▶ **Task statement**
Copy each line that holds "from".
** Start Exercise input **
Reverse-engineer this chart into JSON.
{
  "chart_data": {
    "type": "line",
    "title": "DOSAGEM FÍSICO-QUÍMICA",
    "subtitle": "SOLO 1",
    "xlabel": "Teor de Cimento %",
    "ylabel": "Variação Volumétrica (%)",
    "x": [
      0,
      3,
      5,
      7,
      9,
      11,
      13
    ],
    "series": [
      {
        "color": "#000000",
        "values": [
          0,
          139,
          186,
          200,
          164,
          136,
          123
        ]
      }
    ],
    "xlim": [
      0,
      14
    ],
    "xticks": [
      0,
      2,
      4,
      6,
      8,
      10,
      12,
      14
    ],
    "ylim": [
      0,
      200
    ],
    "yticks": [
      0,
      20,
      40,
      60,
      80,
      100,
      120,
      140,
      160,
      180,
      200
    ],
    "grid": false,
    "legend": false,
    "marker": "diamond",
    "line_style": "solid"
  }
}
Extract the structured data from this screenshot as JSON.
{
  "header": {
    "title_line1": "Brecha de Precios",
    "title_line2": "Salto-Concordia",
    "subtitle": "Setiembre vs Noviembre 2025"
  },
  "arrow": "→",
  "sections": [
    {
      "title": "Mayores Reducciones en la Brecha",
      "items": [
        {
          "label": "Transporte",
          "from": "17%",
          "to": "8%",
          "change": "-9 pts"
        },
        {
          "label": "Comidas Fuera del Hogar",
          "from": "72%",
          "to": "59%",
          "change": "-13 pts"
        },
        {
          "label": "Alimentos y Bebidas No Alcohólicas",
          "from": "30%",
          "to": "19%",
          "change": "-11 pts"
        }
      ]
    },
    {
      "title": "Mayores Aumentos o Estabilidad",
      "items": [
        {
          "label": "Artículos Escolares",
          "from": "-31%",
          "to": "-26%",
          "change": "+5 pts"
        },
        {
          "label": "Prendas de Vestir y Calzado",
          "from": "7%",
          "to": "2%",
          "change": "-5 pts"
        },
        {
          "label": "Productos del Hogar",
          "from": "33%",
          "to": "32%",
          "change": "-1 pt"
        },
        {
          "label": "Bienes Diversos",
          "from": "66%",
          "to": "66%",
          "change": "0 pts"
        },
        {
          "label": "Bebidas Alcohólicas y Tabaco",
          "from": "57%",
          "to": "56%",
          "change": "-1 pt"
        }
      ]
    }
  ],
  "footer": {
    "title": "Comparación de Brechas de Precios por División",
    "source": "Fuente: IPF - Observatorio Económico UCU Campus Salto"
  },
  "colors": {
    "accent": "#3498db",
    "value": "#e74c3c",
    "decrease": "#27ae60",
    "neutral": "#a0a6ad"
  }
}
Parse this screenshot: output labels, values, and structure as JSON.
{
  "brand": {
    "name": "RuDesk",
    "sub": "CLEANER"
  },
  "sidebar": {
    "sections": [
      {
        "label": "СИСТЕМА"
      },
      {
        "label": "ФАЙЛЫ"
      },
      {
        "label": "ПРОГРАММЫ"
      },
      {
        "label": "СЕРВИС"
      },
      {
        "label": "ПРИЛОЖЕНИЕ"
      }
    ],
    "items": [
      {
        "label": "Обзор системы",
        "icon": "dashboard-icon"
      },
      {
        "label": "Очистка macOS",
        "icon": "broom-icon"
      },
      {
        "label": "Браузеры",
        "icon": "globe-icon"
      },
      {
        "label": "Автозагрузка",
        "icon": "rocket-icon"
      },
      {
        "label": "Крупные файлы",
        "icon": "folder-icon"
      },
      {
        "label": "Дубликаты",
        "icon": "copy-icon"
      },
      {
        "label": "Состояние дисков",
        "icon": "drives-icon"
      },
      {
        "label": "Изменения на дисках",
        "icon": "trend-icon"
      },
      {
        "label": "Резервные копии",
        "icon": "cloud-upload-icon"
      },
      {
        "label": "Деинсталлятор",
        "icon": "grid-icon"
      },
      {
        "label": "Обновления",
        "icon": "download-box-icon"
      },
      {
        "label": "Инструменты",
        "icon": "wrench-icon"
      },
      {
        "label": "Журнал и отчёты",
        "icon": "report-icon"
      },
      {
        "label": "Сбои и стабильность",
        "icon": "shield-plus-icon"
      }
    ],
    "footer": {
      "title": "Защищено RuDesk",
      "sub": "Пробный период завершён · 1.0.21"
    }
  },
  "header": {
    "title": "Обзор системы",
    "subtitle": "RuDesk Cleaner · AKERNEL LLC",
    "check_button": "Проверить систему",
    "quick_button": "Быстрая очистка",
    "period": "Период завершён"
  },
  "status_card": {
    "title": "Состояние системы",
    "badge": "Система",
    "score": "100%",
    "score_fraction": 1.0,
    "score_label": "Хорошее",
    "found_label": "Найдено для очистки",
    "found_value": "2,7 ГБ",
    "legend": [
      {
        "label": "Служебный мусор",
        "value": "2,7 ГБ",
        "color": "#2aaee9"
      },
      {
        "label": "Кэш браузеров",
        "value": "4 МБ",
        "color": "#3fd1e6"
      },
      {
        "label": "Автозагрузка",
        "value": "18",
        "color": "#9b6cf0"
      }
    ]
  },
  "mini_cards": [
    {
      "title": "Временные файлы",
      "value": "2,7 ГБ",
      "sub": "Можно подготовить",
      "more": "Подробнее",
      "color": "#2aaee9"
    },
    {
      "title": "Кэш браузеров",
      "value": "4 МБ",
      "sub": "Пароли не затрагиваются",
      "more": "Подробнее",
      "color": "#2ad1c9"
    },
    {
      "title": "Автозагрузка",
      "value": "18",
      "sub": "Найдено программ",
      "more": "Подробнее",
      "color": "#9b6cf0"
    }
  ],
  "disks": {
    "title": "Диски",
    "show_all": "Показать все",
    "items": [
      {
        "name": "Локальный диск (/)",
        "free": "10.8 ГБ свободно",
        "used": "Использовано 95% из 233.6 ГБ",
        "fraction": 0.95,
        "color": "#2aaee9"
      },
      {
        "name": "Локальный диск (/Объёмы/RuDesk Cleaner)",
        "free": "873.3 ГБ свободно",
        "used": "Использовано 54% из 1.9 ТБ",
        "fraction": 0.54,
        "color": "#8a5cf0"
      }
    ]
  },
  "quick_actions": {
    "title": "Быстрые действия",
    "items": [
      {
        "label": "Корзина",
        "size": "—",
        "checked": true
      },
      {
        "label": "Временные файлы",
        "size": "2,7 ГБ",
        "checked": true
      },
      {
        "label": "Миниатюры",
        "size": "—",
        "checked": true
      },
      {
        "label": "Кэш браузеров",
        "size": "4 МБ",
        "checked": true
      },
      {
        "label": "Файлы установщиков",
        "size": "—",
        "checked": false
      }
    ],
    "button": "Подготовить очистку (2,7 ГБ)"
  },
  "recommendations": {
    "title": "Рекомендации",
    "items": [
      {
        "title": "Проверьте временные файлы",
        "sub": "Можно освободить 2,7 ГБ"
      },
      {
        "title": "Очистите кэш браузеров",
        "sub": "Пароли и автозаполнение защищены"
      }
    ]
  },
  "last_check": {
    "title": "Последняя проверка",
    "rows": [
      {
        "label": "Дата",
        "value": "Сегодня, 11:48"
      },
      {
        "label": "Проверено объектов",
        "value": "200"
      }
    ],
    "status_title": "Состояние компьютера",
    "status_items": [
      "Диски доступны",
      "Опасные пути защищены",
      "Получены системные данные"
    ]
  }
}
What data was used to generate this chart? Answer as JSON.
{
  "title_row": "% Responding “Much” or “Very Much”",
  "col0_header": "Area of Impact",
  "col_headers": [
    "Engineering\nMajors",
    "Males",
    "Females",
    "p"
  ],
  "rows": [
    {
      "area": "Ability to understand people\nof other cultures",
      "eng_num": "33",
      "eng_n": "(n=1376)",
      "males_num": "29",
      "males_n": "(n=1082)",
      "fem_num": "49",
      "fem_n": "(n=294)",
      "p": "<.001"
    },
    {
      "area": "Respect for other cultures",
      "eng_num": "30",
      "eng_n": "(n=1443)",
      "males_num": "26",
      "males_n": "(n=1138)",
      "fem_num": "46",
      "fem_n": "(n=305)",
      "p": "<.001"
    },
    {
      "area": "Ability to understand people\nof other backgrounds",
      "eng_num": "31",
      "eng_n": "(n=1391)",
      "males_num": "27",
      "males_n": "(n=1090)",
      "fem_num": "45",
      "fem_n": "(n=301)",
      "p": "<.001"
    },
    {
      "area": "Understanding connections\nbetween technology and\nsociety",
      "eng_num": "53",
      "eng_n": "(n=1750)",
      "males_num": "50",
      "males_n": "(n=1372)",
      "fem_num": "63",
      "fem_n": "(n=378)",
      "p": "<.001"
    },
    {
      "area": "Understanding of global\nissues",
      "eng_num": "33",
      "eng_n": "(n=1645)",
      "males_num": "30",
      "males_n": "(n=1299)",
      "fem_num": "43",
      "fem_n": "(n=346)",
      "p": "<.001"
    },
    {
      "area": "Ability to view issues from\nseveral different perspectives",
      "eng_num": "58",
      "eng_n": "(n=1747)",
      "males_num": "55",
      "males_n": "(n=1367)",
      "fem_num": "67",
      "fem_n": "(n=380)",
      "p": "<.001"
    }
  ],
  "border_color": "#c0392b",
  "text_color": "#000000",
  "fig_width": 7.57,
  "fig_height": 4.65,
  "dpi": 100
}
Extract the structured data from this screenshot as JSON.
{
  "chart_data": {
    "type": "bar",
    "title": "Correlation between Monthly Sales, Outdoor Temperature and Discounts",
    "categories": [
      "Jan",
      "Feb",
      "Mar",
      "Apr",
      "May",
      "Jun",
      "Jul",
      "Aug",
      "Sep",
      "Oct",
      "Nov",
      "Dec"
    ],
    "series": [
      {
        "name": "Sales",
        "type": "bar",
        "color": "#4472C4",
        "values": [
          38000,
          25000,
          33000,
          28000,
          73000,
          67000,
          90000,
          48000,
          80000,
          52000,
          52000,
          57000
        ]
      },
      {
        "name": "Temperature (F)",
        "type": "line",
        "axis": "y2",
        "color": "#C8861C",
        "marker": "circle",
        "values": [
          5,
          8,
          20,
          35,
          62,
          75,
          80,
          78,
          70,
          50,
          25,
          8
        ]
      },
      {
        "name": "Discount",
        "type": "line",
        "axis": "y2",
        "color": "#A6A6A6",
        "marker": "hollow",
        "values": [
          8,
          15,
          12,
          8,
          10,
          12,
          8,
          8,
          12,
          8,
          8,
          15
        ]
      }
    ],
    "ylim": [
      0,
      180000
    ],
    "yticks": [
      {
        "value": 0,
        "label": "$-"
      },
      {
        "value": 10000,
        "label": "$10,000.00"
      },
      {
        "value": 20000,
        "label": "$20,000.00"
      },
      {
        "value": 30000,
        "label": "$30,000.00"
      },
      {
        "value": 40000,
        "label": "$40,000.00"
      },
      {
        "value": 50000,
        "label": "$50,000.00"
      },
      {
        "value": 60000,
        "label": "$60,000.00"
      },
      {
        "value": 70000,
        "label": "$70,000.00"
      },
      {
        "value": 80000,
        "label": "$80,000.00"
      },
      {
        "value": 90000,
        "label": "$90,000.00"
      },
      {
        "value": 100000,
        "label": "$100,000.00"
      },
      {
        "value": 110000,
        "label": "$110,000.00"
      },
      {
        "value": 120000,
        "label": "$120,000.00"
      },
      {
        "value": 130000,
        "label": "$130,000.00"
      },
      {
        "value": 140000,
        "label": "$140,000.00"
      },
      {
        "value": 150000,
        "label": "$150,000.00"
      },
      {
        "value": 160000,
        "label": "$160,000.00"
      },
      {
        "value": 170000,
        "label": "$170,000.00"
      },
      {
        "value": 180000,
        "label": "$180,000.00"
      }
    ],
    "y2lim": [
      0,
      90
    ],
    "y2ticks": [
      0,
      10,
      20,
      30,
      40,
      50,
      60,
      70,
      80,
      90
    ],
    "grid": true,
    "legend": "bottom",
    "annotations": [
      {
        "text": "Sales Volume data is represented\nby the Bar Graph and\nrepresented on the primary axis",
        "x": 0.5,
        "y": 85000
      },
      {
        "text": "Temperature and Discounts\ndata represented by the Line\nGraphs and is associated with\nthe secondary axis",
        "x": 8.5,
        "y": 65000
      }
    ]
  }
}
** End Exercise input **
▶ **Finished task**
Extract the structured data from this screenshot as JSON.
          "from": "17%",
          "from": "72%",
          "from": "30%",
          "from": "-31%",
          "from": "7%",
          "from": "33%",
          "from": "66%",
          "from": "57%",
      "area": "Ability to view issues from\nseveral different perspectives",
Extract the structured data from this screenshot as JSON.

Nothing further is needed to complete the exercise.